What you have to do
Each line containing the word "Inertia" must be collected.

Figure record extracts:

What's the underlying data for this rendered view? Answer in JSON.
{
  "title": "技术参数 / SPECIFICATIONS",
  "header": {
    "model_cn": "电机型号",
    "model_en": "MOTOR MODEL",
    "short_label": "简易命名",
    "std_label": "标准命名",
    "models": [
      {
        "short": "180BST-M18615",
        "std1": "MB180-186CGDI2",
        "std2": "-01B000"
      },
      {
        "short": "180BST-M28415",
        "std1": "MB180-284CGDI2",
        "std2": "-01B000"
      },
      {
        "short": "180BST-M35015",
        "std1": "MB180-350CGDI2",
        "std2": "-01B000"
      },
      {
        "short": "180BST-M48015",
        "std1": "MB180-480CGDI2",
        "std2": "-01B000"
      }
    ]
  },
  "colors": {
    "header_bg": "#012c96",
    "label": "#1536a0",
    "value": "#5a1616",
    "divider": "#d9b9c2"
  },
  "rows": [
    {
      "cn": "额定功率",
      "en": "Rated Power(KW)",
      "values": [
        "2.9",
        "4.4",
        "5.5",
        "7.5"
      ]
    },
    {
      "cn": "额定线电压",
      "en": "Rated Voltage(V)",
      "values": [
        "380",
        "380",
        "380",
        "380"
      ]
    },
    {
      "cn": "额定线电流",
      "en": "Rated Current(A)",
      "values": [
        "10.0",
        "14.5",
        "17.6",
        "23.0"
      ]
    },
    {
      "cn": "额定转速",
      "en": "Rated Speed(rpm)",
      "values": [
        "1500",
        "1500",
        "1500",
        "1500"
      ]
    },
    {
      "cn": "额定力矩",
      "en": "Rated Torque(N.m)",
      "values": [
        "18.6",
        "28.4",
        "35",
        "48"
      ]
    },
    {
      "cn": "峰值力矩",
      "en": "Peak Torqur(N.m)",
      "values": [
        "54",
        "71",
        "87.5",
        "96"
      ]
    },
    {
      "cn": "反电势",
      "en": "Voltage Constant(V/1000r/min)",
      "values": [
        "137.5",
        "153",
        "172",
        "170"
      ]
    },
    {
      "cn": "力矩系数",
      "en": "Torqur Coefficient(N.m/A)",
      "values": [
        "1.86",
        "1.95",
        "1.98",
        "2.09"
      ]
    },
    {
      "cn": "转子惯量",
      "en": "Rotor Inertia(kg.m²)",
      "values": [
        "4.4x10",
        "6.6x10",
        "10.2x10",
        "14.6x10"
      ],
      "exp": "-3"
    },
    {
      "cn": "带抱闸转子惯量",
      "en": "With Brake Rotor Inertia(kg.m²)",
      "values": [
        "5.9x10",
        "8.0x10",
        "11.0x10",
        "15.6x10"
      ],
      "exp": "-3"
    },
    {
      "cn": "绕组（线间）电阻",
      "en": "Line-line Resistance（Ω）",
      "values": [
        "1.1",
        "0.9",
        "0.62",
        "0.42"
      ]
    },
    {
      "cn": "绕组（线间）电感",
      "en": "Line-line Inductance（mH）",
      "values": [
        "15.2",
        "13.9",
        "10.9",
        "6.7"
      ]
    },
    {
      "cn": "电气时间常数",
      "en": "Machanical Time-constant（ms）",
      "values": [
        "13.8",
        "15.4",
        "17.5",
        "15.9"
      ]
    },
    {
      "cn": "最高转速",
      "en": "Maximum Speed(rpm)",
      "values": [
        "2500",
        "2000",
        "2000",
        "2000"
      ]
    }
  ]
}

Response
      "en": "Rotor Inertia(kg.m²)",
      "en": "With Brake Rotor Inertia(kg.m²)",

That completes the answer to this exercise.